Exercise: Copy each line that contains the string "电流表的读数为".

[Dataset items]
···
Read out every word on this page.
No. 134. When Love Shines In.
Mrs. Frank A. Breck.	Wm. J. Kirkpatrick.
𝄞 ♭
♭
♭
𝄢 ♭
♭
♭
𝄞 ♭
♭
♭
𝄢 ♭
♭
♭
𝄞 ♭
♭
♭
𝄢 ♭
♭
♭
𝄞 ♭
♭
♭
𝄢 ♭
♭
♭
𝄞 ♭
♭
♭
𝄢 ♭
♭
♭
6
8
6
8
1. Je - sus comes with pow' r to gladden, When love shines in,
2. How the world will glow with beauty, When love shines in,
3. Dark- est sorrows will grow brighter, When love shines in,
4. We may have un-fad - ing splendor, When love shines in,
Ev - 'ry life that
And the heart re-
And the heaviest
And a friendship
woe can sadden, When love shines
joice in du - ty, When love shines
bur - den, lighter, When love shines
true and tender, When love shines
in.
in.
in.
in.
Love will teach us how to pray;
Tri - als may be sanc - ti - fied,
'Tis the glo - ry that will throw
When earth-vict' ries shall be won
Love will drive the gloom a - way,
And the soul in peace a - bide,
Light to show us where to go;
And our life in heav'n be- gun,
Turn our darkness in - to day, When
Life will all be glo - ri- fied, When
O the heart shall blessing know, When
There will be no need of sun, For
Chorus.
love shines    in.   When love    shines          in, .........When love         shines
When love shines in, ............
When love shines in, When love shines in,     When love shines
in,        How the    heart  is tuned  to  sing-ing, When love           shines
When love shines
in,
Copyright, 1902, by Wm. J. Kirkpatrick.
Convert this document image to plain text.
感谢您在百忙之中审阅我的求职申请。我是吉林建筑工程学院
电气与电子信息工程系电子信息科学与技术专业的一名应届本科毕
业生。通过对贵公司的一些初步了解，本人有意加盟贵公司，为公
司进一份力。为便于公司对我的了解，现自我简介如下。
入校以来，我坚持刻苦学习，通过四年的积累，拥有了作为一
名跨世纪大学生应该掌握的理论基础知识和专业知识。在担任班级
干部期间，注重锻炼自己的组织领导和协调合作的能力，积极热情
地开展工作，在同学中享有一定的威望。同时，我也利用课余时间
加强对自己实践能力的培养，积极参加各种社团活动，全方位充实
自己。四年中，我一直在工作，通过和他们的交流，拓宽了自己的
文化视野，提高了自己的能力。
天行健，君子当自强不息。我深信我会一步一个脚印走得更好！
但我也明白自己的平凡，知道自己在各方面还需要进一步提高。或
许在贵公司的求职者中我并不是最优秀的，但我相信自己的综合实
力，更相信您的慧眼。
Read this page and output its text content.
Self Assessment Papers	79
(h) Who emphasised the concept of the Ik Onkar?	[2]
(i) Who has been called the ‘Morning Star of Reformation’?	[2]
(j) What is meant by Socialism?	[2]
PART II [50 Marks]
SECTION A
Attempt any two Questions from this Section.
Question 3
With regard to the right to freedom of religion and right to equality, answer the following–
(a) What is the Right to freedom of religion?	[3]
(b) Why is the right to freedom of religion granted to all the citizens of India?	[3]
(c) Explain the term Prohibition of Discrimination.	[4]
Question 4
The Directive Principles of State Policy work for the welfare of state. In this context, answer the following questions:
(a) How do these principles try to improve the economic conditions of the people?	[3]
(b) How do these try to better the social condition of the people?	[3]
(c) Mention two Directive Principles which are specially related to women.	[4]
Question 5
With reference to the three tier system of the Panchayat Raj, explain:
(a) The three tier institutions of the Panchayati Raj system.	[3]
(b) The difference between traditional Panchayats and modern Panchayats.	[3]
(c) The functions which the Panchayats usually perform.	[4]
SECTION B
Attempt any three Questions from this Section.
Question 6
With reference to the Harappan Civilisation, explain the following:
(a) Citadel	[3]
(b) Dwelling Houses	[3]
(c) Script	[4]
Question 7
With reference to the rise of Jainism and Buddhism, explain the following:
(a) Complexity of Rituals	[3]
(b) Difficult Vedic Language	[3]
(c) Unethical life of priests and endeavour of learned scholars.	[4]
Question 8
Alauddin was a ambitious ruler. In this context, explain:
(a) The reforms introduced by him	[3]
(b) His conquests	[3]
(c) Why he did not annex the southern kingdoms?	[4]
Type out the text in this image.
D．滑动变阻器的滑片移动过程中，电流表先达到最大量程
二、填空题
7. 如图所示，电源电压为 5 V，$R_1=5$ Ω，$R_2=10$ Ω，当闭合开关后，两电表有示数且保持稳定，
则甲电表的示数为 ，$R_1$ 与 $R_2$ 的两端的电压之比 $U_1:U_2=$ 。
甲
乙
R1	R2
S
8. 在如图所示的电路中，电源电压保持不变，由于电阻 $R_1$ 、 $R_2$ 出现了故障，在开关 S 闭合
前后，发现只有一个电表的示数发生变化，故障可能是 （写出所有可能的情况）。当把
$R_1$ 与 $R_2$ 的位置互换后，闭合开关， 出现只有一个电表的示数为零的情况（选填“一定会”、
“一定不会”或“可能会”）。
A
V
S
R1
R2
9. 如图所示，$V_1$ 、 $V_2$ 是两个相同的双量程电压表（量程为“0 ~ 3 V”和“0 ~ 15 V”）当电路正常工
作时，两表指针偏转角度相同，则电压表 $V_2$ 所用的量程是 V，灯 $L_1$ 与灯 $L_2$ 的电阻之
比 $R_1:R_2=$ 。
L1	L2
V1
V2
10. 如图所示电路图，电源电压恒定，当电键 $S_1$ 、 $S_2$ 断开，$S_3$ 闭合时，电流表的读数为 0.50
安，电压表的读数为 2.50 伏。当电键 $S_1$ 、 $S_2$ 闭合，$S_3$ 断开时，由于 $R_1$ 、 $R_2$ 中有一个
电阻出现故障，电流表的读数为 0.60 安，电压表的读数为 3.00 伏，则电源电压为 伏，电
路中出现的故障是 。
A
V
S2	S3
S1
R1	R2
···
Output of the exercise:
10. 如图所示电路图，电源电压恒定，当电键 $S_1$ 、 $S_2$ 断开，$S_3$ 闭合时，电流表的读数为 0.50
电阻出现故障，电流表的读数为 0.60 安，电压表的读数为 3.00 伏，则电源电压为 伏，电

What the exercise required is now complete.